§ TRECHO:
Há um sabor agridoce quando se trata da presença brasileira nestas listas. Se por um lado o ótimo "Marte Um", de Gabriel Martins, ficou fora da disputa de Filme Internacional, por outro lado, a presença de "Sideral" na lista de curtas é digna de nota e a oportunidade de se discutir de uma vez por todas a questão de que "Oscar para curta também é Oscar" e é tão importante quanto para um longa.
Se na disputa a Filme Internacional, a lista continha 92 inscritos, na de curtas o número era o dobro. Ao todo, 200 filmes haviam conquistado a chancela para poder se inscrever na categoria de Melhor Curta Live Action. Destes, 15 são finalistas. Como afirmou a Academia, nesta etapa, quem vota são os membros das comissões de Curtas e de Animação.
A partir de agora, todos os mais de 6 mil membros da Academia (vários brasileiros) devem ver os pré-finalistas e votar nos finalistas, cuja lista será divulgada em 24 de janeiro de 2023.
"Sideral"
Representante do cinema do Rio Grande do Norte na competição do Festival de Cannes 2021, "Sideral" é uma coprodução entre Brasil e França. A trama se passa no futuro, na ocasião do lançamento do primeiro foguete tripulado brasileiro na base aérea de Natal.

§ EXCERTOS DE LINHAS:
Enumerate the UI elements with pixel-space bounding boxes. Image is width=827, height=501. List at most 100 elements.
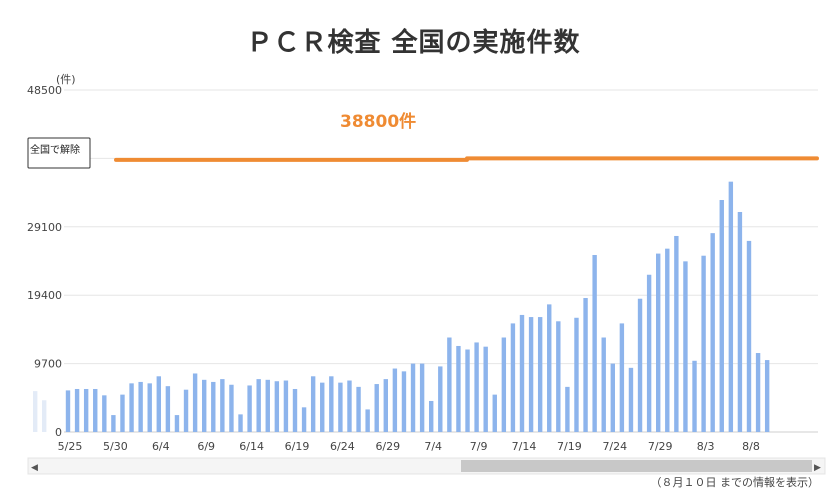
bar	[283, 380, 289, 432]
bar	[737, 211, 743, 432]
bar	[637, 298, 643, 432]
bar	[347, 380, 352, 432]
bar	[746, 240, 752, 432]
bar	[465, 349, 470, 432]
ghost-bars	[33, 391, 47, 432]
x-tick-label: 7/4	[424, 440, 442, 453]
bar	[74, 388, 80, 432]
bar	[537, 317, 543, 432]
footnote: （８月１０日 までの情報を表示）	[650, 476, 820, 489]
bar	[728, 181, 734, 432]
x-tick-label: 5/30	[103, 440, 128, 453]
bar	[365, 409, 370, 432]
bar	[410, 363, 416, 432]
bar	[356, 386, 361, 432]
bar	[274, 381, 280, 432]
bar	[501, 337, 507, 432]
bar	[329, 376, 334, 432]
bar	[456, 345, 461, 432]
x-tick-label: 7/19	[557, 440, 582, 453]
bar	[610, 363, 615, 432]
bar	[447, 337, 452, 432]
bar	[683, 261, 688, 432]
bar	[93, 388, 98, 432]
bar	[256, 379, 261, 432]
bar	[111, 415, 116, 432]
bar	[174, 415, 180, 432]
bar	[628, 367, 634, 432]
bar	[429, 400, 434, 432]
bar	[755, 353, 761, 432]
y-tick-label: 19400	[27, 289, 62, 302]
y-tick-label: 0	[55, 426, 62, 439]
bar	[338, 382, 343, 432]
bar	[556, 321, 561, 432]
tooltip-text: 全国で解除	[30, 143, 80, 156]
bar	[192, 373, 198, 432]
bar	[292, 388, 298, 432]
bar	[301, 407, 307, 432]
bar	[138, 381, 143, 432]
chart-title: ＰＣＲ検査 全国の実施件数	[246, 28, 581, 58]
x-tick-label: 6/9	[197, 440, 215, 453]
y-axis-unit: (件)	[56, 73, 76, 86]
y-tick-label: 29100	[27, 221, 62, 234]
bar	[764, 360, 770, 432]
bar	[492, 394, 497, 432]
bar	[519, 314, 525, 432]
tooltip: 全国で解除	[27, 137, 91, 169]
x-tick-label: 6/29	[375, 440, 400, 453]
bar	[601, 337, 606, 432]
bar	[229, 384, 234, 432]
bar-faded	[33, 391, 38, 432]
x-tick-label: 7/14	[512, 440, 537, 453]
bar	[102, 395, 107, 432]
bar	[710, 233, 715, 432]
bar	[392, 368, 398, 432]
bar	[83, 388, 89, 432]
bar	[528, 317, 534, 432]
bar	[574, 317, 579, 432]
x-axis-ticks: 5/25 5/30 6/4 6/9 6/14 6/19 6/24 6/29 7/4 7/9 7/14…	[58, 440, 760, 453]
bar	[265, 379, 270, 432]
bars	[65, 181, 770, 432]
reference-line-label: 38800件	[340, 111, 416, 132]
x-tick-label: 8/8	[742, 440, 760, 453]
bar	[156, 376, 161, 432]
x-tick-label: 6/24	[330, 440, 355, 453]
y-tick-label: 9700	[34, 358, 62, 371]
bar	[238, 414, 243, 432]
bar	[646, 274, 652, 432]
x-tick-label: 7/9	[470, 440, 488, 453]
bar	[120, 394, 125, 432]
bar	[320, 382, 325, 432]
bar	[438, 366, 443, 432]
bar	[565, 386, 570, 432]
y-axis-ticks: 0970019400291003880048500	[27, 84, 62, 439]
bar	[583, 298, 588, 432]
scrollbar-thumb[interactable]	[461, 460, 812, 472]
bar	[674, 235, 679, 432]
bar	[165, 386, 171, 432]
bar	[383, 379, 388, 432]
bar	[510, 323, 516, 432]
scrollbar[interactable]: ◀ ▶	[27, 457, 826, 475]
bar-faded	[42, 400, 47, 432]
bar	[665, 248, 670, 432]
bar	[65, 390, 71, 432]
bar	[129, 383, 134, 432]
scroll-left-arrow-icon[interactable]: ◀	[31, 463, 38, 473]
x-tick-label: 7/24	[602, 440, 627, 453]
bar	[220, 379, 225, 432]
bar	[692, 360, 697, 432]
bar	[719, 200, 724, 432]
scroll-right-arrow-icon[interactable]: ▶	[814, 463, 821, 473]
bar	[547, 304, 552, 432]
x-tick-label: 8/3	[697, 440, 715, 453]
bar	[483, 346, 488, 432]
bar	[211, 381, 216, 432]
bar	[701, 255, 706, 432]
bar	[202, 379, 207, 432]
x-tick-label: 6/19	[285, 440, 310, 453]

---

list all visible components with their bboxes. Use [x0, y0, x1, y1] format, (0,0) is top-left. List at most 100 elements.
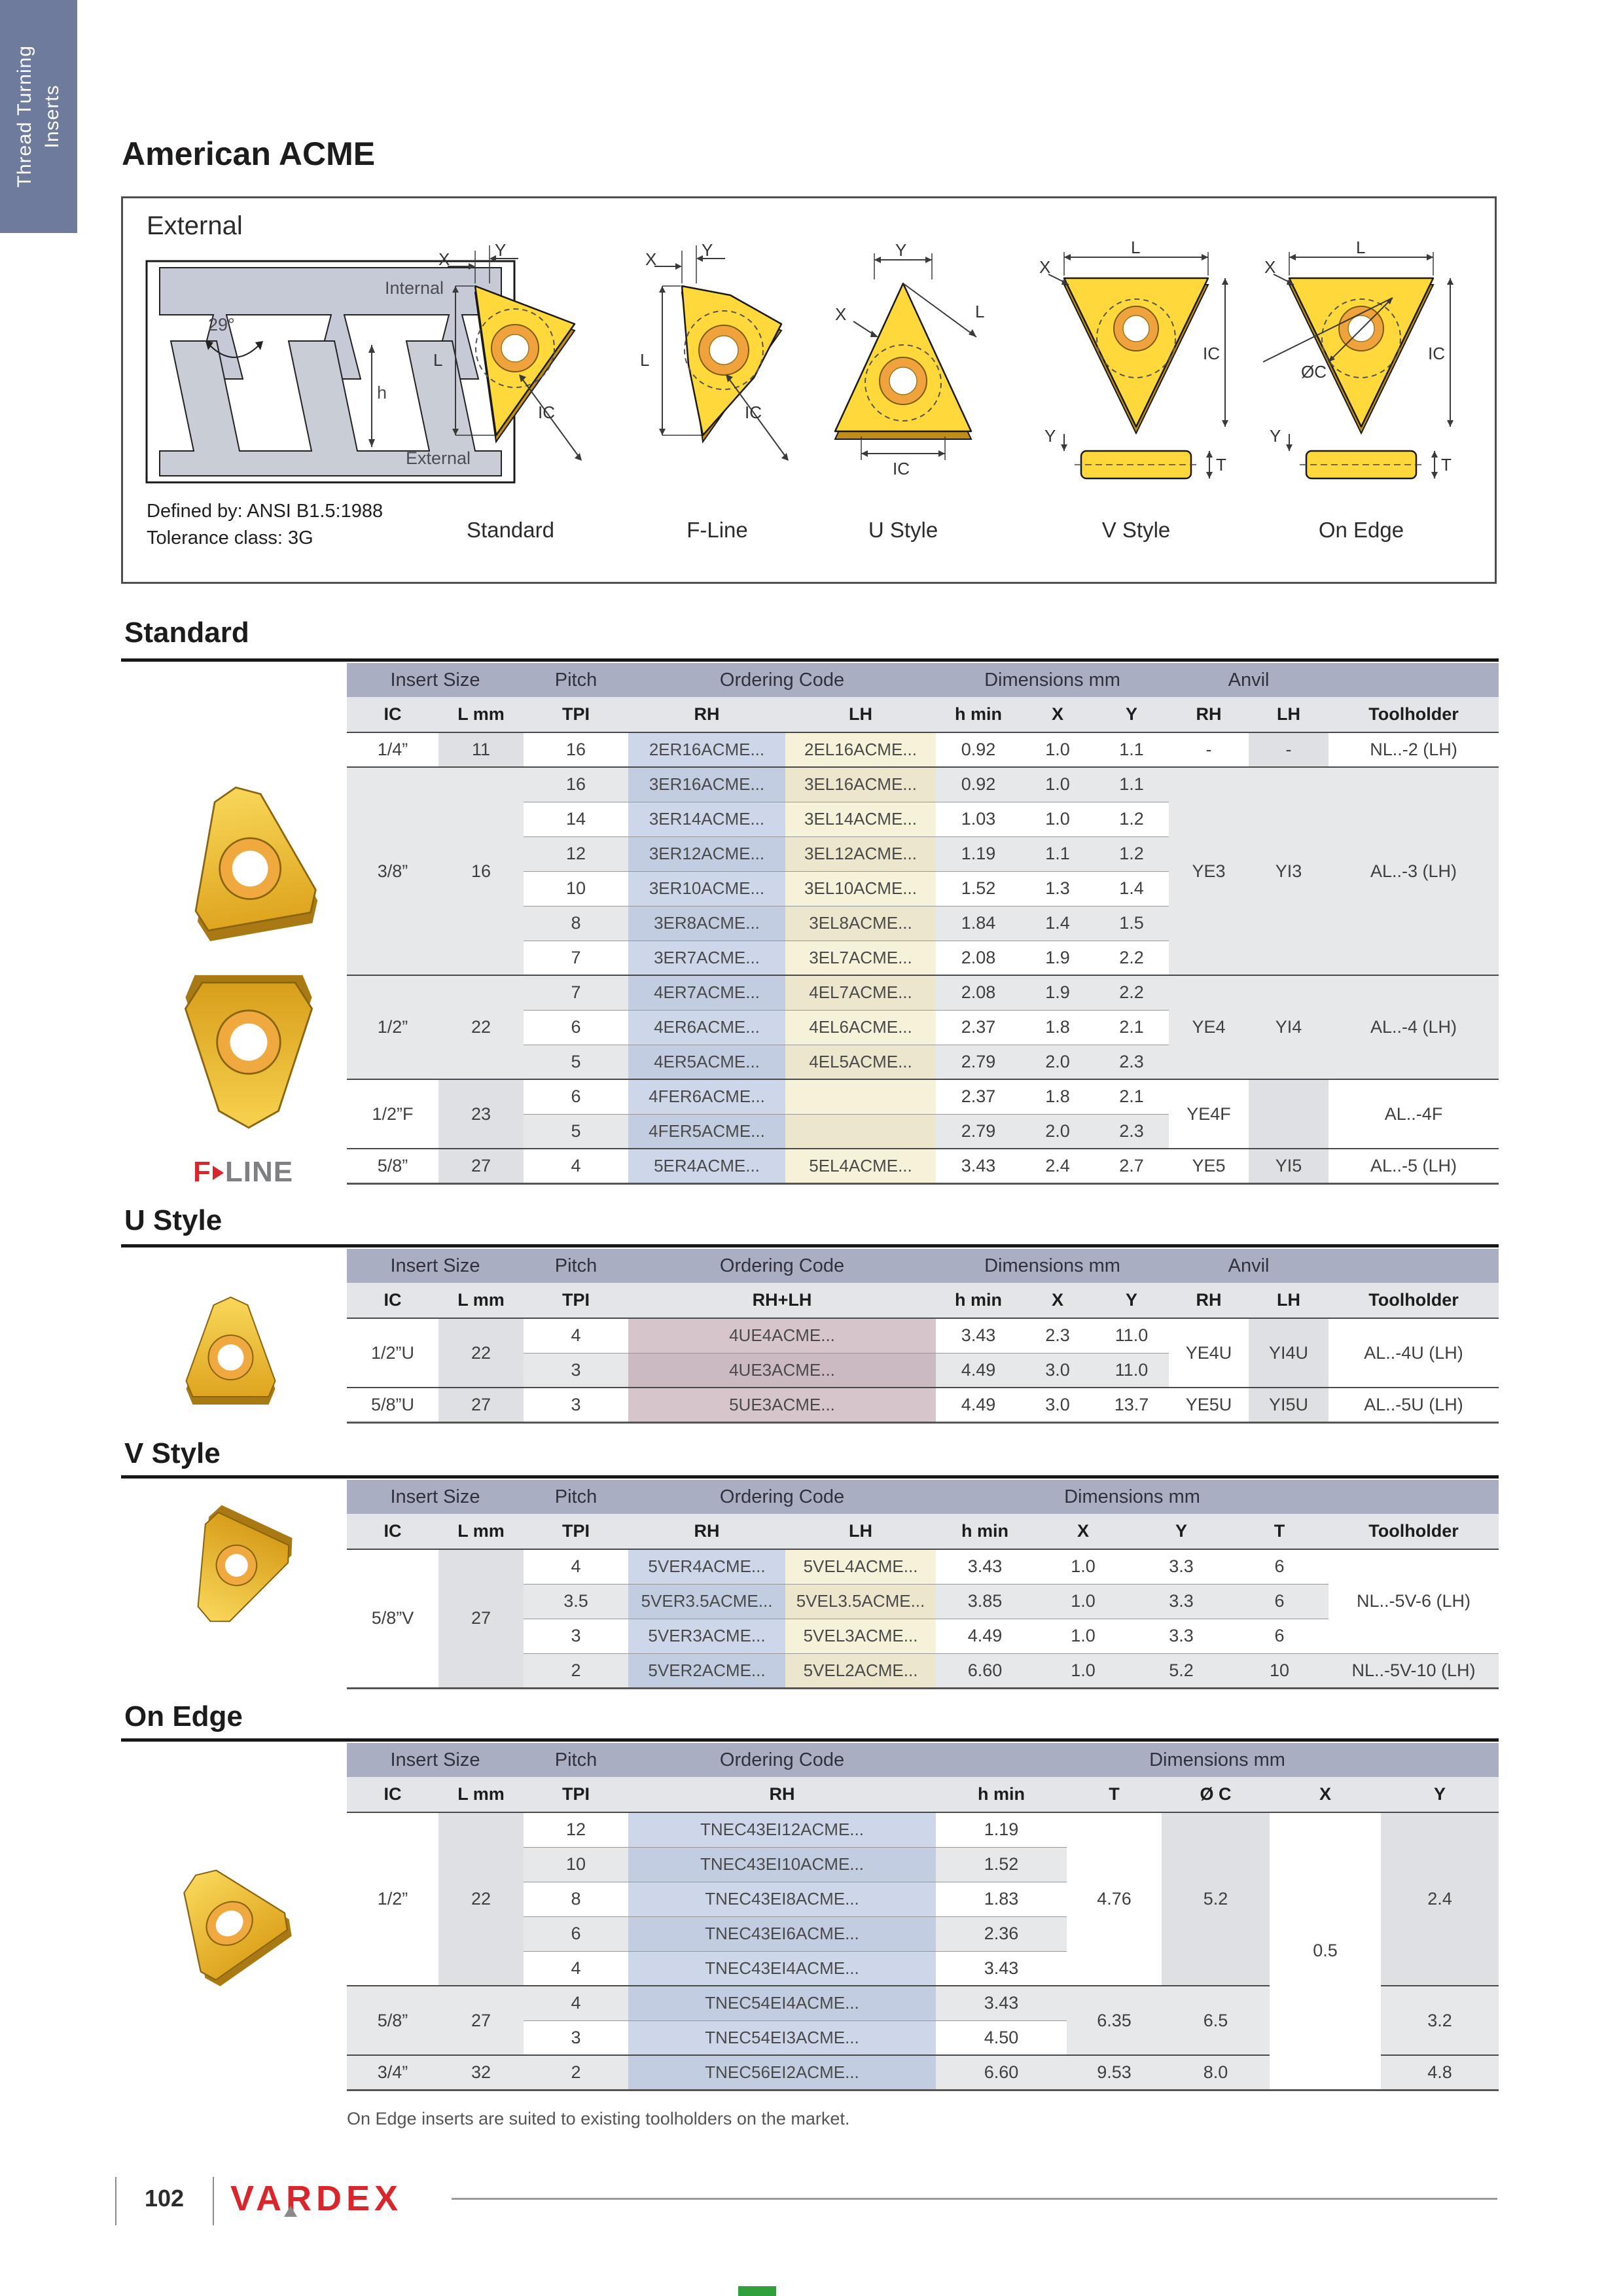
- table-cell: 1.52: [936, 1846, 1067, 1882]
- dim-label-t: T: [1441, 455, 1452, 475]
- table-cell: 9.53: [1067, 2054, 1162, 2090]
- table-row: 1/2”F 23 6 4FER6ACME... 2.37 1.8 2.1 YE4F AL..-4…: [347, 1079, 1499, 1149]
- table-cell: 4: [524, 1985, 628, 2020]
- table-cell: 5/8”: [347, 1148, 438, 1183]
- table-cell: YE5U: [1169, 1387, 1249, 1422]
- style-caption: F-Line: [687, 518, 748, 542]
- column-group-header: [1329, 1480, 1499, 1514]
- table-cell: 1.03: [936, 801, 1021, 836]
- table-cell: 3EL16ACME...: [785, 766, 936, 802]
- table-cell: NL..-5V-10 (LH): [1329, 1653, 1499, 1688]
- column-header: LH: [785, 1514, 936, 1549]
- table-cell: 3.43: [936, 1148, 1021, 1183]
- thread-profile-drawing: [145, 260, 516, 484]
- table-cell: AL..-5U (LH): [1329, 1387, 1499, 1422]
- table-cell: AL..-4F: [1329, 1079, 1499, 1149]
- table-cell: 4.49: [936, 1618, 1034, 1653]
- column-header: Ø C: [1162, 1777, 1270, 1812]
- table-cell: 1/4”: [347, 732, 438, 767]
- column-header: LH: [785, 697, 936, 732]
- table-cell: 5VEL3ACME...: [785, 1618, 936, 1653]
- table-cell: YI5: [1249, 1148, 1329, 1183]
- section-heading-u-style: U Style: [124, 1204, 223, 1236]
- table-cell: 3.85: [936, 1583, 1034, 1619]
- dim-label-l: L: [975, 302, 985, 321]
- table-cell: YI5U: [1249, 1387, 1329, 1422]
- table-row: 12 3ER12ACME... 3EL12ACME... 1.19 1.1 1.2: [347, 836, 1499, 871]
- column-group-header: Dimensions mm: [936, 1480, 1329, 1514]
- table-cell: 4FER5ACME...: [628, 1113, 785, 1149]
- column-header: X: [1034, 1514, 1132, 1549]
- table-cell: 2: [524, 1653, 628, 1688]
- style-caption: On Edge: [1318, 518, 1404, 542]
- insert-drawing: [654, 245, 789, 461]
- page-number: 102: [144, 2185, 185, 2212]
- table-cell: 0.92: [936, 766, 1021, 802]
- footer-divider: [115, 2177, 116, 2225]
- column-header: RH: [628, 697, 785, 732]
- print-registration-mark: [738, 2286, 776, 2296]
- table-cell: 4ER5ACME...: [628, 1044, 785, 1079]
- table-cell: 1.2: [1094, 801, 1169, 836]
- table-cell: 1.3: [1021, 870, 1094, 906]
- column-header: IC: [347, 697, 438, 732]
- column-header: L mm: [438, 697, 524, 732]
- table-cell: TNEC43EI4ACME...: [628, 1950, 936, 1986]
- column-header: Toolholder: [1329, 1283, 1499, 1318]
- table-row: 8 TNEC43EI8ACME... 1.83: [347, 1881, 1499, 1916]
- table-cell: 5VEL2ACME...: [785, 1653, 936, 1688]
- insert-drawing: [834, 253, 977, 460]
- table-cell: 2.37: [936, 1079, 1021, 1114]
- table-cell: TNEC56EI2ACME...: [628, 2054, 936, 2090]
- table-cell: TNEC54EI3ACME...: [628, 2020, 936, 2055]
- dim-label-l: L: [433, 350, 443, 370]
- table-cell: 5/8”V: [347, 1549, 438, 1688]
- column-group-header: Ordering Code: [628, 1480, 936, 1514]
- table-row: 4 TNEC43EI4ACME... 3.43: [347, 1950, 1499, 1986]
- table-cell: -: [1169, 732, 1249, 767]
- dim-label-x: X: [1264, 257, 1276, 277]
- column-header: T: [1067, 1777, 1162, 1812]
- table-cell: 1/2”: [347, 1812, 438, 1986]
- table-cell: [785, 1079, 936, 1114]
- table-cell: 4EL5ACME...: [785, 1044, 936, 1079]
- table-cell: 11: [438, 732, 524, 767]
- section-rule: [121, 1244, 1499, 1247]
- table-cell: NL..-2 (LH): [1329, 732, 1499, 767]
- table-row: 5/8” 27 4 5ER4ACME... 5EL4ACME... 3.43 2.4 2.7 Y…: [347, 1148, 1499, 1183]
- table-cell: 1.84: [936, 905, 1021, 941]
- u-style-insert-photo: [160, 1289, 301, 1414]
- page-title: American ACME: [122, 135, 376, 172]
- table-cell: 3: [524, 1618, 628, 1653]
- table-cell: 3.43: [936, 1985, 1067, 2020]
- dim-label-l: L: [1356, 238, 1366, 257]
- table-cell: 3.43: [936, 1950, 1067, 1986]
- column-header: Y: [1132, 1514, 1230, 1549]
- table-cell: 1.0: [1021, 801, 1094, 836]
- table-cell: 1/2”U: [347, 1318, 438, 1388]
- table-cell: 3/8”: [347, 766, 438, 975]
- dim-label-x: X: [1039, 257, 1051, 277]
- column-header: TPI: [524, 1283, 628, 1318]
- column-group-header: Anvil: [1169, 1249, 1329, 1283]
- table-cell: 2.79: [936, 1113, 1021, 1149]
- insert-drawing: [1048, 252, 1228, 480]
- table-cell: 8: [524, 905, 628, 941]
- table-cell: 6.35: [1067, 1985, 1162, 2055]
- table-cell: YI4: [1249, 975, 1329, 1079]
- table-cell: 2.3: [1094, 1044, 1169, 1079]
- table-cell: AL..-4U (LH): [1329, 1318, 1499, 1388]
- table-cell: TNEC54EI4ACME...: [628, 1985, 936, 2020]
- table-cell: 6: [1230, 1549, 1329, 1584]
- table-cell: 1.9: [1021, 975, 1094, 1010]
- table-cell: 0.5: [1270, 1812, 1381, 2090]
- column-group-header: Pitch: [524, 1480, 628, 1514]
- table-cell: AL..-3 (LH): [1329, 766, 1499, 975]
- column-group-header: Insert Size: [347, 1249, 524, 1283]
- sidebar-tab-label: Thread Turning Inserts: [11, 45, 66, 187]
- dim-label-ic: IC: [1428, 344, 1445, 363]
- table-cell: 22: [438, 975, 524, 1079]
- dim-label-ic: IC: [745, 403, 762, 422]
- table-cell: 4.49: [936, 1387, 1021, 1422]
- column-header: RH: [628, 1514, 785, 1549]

§ TAREFA:
Reproduza fielmente, do texto sobre o curta "Sideral", a passagem que vai de "Se na disputa" até "janeiro de 2023.".

§ RESPOSTA:
Se na disputa a Filme Internacional, a lista continha 92 inscritos, na de curtas o número era o dobro. Ao todo, 200 filmes haviam conquistado a chancela para poder se inscrever na categoria de Melhor Curta Live Action. Destes, 15 são finalistas. Como afirmou a Academia, nesta etapa, quem vota são os membros das comissões de Curtas e de Animação.
A partir de agora, todos os mais de 6 mil membros da Academia (vários brasileiros) devem ver os pré-finalistas e votar nos finalistas, cuja lista será divulgada em 24 de janeiro de 2023.